Dataset rows
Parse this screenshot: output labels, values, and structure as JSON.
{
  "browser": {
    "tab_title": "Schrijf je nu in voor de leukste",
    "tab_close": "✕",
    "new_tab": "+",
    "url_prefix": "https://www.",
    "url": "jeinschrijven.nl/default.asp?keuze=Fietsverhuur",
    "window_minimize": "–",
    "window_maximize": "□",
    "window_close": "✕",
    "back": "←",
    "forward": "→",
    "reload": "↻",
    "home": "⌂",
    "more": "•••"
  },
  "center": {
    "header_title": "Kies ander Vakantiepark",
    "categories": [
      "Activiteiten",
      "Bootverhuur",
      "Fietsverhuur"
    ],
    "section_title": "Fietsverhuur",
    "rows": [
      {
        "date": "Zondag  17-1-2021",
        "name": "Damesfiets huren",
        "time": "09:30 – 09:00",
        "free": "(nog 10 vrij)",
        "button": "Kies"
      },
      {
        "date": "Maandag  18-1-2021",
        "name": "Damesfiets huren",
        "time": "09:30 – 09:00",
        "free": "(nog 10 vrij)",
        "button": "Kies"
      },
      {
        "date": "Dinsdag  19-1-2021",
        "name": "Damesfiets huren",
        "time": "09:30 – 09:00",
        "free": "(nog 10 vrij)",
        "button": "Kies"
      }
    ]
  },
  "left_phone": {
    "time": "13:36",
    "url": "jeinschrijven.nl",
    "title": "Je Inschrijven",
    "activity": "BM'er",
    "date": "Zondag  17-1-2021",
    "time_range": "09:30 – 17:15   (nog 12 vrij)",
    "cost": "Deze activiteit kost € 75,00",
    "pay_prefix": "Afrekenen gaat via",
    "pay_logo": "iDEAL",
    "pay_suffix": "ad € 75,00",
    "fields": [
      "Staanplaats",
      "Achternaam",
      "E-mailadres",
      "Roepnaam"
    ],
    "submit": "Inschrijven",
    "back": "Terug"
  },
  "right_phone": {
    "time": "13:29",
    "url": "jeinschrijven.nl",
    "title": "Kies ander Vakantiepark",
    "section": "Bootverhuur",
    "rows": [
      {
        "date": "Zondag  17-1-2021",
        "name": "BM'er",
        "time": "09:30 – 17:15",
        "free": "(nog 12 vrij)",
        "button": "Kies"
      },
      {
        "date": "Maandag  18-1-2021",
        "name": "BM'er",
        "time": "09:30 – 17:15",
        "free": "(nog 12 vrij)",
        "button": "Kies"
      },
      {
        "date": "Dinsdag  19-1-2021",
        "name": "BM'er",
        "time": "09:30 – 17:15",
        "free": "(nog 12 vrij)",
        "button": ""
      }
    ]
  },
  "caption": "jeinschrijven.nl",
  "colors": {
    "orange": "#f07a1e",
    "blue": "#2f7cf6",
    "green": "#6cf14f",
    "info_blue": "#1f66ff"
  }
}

# [Task objective]
Write out every entry verbatim.

# [The completed task]
Parse this screenshot: output labels, values, and structure as JSON.
{
  "browser": {
    "tab_title": "Schrijf je nu in voor de leukste",
    "tab_close": "✕",
    "new_tab": "+",
    "url_prefix": "https://www.",
    "url": "jeinschrijven.nl/default.asp?keuze=Fietsverhuur",
    "window_minimize": "–",
    "window_maximize": "□",
    "window_close": "✕",
    "back": "←",
    "forward": "→",
    "reload": "↻",
    "home": "⌂",
    "more": "•••"
  },
  "center": {
    "header_title": "Kies ander Vakantiepark",
    "categories": [
      "Activiteiten",
      "Bootverhuur",
      "Fietsverhuur"
    ],
    "section_title": "Fietsverhuur",
    "rows": [
      {
        "date": "Zondag  17-1-2021",
        "name": "Damesfiets huren",
        "time": "09:30 – 09:00",
        "free": "(nog 10 vrij)",
        "button": "Kies"
      },
      {
        "date": "Maandag  18-1-2021",
        "name": "Damesfiets huren",
        "time": "09:30 – 09:00",
        "free": "(nog 10 vrij)",
        "button": "Kies"
      },
      {
        "date": "Dinsdag  19-1-2021",
        "name": "Damesfiets huren",
        "time": "09:30 – 09:00",
        "free": "(nog 10 vrij)",
        "button": "Kies"
      }
    ]
  },
  "left_phone": {
    "time": "13:36",
    "url": "jeinschrijven.nl",
    "title": "Je Inschrijven",
    "activity": "BM'er",
    "date": "Zondag  17-1-2021",
    "time_range": "09:30 – 17:15   (nog 12 vrij)",
    "cost": "Deze activiteit kost € 75,00",
    "pay_prefix": "Afrekenen gaat via",
    "pay_logo": "iDEAL",
    "pay_suffix": "ad € 75,00",
    "fields": [
      "Staanplaats",
      "Achternaam",
      "E-mailadres",
      "Roepnaam"
    ],
    "submit": "Inschrijven",
    "back": "Terug"
  },
  "right_phone": {
    "time": "13:29",
    "url": "jeinschrijven.nl",
    "title": "Kies ander Vakantiepark",
    "section": "Bootverhuur",
    "rows": [
      {
        "date": "Zondag  17-1-2021",
        "name": "BM'er",
        "time": "09:30 – 17:15",
        "free": "(nog 12 vrij)",
        "button": "Kies"
      },
      {
        "date": "Maandag  18-1-2021",
        "name": "BM'er",
        "time": "09:30 – 17:15",
        "free": "(nog 12 vrij)",
        "button": "Kies"
      },
      {
        "date": "Dinsdag  19-1-2021",
        "name": "BM'er",
        "time": "09:30 – 17:15",
        "free": "(nog 12 vrij)",
        "button": ""
      }
    ]
  },
  "caption": "jeinschrijven.nl",
  "colors": {
    "orange": "#f07a1e",
    "blue": "#2f7cf6",
    "green": "#6cf14f",
    "info_blue": "#1f66ff"
  }
}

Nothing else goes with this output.